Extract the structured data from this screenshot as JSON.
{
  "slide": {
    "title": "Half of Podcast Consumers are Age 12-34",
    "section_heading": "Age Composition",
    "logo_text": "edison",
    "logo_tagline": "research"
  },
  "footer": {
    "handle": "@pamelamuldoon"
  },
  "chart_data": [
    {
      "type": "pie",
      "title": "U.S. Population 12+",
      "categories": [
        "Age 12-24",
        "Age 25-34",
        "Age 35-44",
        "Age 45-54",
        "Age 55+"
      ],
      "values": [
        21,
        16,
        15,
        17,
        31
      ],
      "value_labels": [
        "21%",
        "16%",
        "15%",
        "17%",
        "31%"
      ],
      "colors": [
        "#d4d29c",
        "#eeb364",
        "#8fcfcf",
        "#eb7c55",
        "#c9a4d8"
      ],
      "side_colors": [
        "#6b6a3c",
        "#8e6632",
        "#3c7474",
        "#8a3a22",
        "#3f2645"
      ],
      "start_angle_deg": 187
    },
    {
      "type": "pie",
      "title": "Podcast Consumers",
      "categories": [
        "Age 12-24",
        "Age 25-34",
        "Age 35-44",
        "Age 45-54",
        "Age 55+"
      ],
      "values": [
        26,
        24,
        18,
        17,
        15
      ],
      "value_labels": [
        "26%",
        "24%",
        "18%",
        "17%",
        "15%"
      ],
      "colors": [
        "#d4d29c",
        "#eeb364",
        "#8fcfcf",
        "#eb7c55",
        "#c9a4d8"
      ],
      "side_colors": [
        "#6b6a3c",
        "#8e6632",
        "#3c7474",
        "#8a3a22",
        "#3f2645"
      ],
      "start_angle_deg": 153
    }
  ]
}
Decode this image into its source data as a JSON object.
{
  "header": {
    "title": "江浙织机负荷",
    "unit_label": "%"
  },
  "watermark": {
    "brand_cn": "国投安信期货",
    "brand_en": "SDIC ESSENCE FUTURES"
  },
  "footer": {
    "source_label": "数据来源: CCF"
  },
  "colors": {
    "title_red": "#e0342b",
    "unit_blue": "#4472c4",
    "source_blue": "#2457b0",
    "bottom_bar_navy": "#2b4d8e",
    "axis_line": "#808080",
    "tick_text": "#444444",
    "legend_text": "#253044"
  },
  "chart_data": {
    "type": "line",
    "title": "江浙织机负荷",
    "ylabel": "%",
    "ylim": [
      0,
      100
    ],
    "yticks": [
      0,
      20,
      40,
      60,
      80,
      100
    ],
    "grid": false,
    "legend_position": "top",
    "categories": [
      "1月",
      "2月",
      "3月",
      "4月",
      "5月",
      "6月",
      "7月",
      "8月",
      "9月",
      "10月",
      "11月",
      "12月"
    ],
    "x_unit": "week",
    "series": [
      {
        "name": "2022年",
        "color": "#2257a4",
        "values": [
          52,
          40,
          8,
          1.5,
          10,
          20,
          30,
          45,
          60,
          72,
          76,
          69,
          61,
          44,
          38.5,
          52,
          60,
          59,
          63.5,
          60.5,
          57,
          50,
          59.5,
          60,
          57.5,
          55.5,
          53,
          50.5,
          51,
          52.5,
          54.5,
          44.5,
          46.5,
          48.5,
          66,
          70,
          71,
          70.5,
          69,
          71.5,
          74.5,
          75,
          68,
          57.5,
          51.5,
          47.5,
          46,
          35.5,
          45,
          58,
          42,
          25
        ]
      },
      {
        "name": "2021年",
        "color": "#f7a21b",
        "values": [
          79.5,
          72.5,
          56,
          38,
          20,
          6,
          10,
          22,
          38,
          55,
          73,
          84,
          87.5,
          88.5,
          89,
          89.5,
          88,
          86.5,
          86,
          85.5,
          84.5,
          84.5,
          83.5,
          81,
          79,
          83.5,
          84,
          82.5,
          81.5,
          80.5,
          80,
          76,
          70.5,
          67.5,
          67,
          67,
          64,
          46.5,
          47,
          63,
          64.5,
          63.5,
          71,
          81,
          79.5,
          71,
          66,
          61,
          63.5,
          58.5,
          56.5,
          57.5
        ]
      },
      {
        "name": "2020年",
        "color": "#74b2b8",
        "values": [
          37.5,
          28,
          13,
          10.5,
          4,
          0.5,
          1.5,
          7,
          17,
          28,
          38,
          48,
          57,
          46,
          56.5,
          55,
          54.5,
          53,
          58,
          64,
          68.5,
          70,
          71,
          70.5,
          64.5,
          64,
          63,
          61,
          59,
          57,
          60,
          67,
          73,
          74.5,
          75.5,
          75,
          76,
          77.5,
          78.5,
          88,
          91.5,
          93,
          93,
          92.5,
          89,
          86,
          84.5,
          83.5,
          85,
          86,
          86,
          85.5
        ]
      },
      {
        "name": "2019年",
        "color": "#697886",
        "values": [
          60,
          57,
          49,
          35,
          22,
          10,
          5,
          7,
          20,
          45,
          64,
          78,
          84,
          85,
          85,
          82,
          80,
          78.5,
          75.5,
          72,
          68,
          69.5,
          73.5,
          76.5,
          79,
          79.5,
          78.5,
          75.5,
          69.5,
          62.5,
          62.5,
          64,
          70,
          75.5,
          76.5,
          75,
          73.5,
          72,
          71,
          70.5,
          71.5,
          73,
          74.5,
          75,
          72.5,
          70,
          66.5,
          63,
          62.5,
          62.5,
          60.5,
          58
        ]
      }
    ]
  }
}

================================

Print back all the lines verbatim.

> _Solution for this exercise_:
Extract the structured data from this screenshot as JSON.
{
  "slide": {
    "title": "Half of Podcast Consumers are Age 12-34",
    "section_heading": "Age Composition",
    "logo_text": "edison",
    "logo_tagline": "research"
  },
  "footer": {
    "handle": "@pamelamuldoon"
  },
  "chart_data": [
    {
      "type": "pie",
      "title": "U.S. Population 12+",
      "categories": [
        "Age 12-24",
        "Age 25-34",
        "Age 35-44",
        "Age 45-54",
        "Age 55+"
      ],
      "values": [
        21,
        16,
        15,
        17,
        31
      ],
      "value_labels": [
        "21%",
        "16%",
        "15%",
        "17%",
        "31%"
      ],
      "colors": [
        "#d4d29c",
        "#eeb364",
        "#8fcfcf",
        "#eb7c55",
        "#c9a4d8"
      ],
      "side_colors": [
        "#6b6a3c",
        "#8e6632",
        "#3c7474",
        "#8a3a22",
        "#3f2645"
      ],
      "start_angle_deg": 187
    },
    {
      "type": "pie",
      "title": "Podcast Consumers",
      "categories": [
        "Age 12-24",
        "Age 25-34",
        "Age 35-44",
        "Age 45-54",
        "Age 55+"
      ],
      "values": [
        26,
        24,
        18,
        17,
        15
      ],
      "value_labels": [
        "26%",
        "24%",
        "18%",
        "17%",
        "15%"
      ],
      "colors": [
        "#d4d29c",
        "#eeb364",
        "#8fcfcf",
        "#eb7c55",
        "#c9a4d8"
      ],
      "side_colors": [
        "#6b6a3c",
        "#8e6632",
        "#3c7474",
        "#8a3a22",
        "#3f2645"
      ],
      "start_angle_deg": 153
    }
  ]
}
Decode this image into its source data as a JSON object.
{
  "header": {
    "title": "江浙织机负荷",
    "unit_label": "%"
  },
  "watermark": {
    "brand_cn": "国投安信期货",
    "brand_en": "SDIC ESSENCE FUTURES"
  },
  "footer": {
    "source_label": "数据来源: CCF"
  },
  "colors": {
    "title_red": "#e0342b",
    "unit_blue": "#4472c4",
    "source_blue": "#2457b0",
    "bottom_bar_navy": "#2b4d8e",
    "axis_line": "#808080",
    "tick_text": "#444444",
    "legend_text": "#253044"
  },
  "chart_data": {
    "type": "line",
    "title": "江浙织机负荷",
    "ylabel": "%",
    "ylim": [
      0,
      100
    ],
    "yticks": [
      0,
      20,
      40,
      60,
      80,
      100
    ],
    "grid": false,
    "legend_position": "top",
    "categories": [
      "1月",
      "2月",
      "3月",
      "4月",
      "5月",
      "6月",
      "7月",
      "8月",
      "9月",
      "10月",
      "11月",
      "12月"
    ],
    "x_unit": "week",
    "series": [
      {
        "name": "2022年",
        "color": "#2257a4",
        "values": [
          52,
          40,
          8,
          1.5,
          10,
          20,
          30,
          45,
          60,
          72,
          76,
          69,
          61,
          44,
          38.5,
          52,
          60,
          59,
          63.5,
          60.5,
          57,
          50,
          59.5,
          60,
          57.5,
          55.5,
          53,
          50.5,
          51,
          52.5,
          54.5,
          44.5,
          46.5,
          48.5,
          66,
          70,
          71,
          70.5,
          69,
          71.5,
          74.5,
          75,
          68,
          57.5,
          51.5,
          47.5,
          46,
          35.5,
          45,
          58,
          42,
          25
        ]
      },
      {
        "name": "2021年",
        "color": "#f7a21b",
        "values": [
          79.5,
          72.5,
          56,
          38,
          20,
          6,
          10,
          22,
          38,
          55,
          73,
          84,
          87.5,
          88.5,
          89,
          89.5,
          88,
          86.5,
          86,
          85.5,
          84.5,
          84.5,
          83.5,
          81,
          79,
          83.5,
          84,
          82.5,
          81.5,
          80.5,
          80,
          76,
          70.5,
          67.5,
          67,
          67,
          64,
          46.5,
          47,
          63,
          64.5,
          63.5,
          71,
          81,
          79.5,
          71,
          66,
          61,
          63.5,
          58.5,
          56.5,
          57.5
        ]
      },
      {
        "name": "2020年",
        "color": "#74b2b8",
        "values": [
          37.5,
          28,
          13,
          10.5,
          4,
          0.5,
          1.5,
          7,
          17,
          28,
          38,
          48,
          57,
          46,
          56.5,
          55,
          54.5,
          53,
          58,
          64,
          68.5,
          70,
          71,
          70.5,
          64.5,
          64,
          63,
          61,
          59,
          57,
          60,
          67,
          73,
          74.5,
          75.5,
          75,
          76,
          77.5,
          78.5,
          88,
          91.5,
          93,
          93,
          92.5,
          89,
          86,
          84.5,
          83.5,
          85,
          86,
          86,
          85.5
        ]
      },
      {
        "name": "2019年",
        "color": "#697886",
        "values": [
          60,
          57,
          49,
          35,
          22,
          10,
          5,
          7,
          20,
          45,
          64,
          78,
          84,
          85,
          85,
          82,
          80,
          78.5,
          75.5,
          72,
          68,
          69.5,
          73.5,
          76.5,
          79,
          79.5,
          78.5,
          75.5,
          69.5,
          62.5,
          62.5,
          64,
          70,
          75.5,
          76.5,
          75,
          73.5,
          72,
          71,
          70.5,
          71.5,
          73,
          74.5,
          75,
          72.5,
          70,
          66.5,
          63,
          62.5,
          62.5,
          60.5,
          58
        ]
      }
    ]
  }
}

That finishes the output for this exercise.